(Figure record listings)
start

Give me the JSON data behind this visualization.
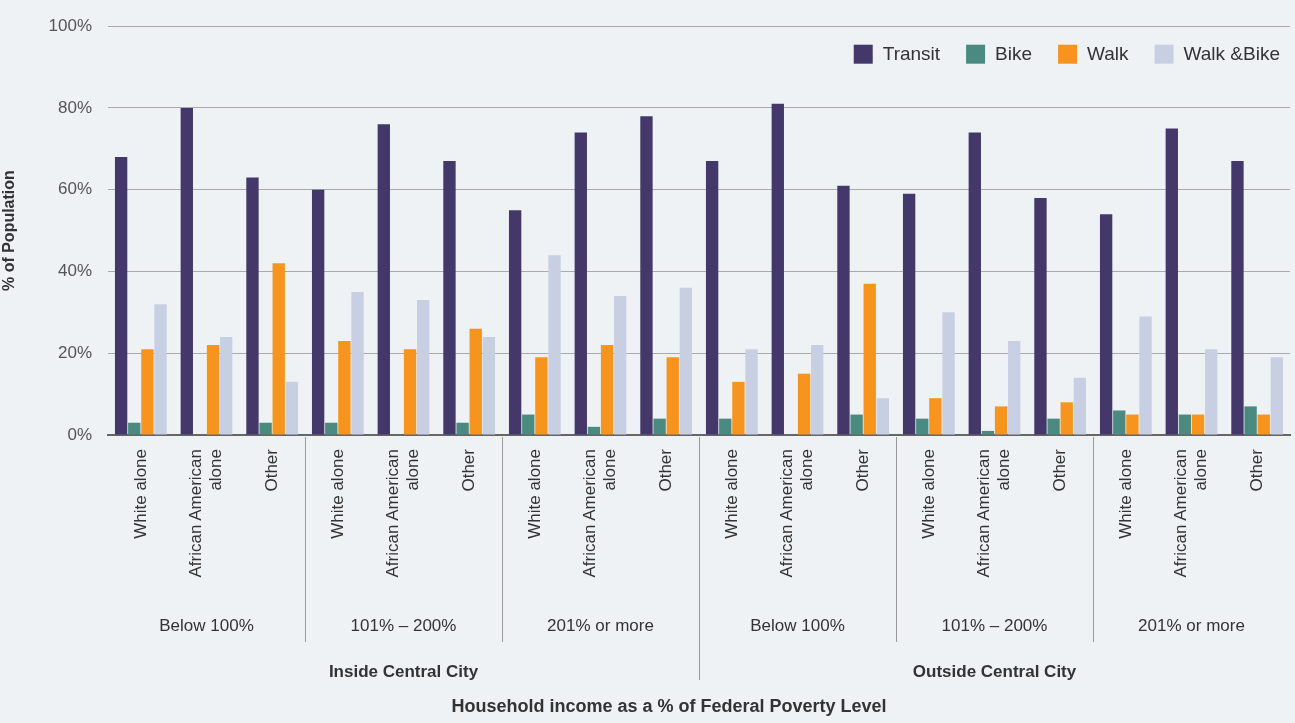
{
  "chart_data": {
    "type": "bar",
    "ylabel": "% of Population",
    "categories": [
      "White alone",
      "African American alone",
      "Other",
      "White alone",
      "African American alone",
      "Other",
      "White alone",
      "African American alone",
      "Other",
      "White alone",
      "African American alone",
      "Other",
      "White alone",
      "African American alone",
      "Other",
      "White alone",
      "African American alone",
      "Other"
    ],
    "series": [
      {
        "name": "Transit",
        "color": "#433869",
        "values": [
          68,
          80,
          63,
          60,
          76,
          67,
          55,
          74,
          78,
          67,
          81,
          61,
          59,
          74,
          58,
          54,
          75,
          67
        ]
      },
      {
        "name": "Bike",
        "color": "#4a8a80",
        "values": [
          3,
          0,
          3,
          3,
          0,
          3,
          5,
          2,
          4,
          4,
          0,
          5,
          4,
          1,
          4,
          6,
          5,
          7
        ]
      },
      {
        "name": "Walk",
        "color": "#f7941d",
        "values": [
          21,
          22,
          42,
          23,
          21,
          26,
          19,
          22,
          19,
          13,
          15,
          37,
          9,
          7,
          8,
          5,
          5,
          5
        ]
      },
      {
        "name": "Walk &Bike",
        "color": "#c8cfe3",
        "values": [
          32,
          24,
          13,
          35,
          33,
          24,
          44,
          34,
          36,
          21,
          22,
          9,
          30,
          23,
          14,
          29,
          21,
          19
        ]
      }
    ],
    "ylim": [
      0,
      100
    ],
    "yticks": [
      {
        "value": 0,
        "label": "0%"
      },
      {
        "value": 20,
        "label": "20%"
      },
      {
        "value": 40,
        "label": "40%"
      },
      {
        "value": 60,
        "label": "60%"
      },
      {
        "value": 80,
        "label": "80%"
      },
      {
        "value": 100,
        "label": "100%"
      }
    ],
    "grid": "y",
    "legend": "top right",
    "annotations": [
      "Below 100%",
      "101% – 200%",
      "201% or more",
      "Below 100%",
      "101% – 200%",
      "201% or more",
      "Inside Central City",
      "Outside Central City",
      "Household income as a % of Federal Poverty Level"
    ]
  }
}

end

* [WHAT TO DO]
Gather all the lines that include the word "name" and copy them out.

* [TASK OUTPUT]
        "name": "Transit",
        "name": "Bike",
        "name": "Walk",
        "name": "Walk &Bike",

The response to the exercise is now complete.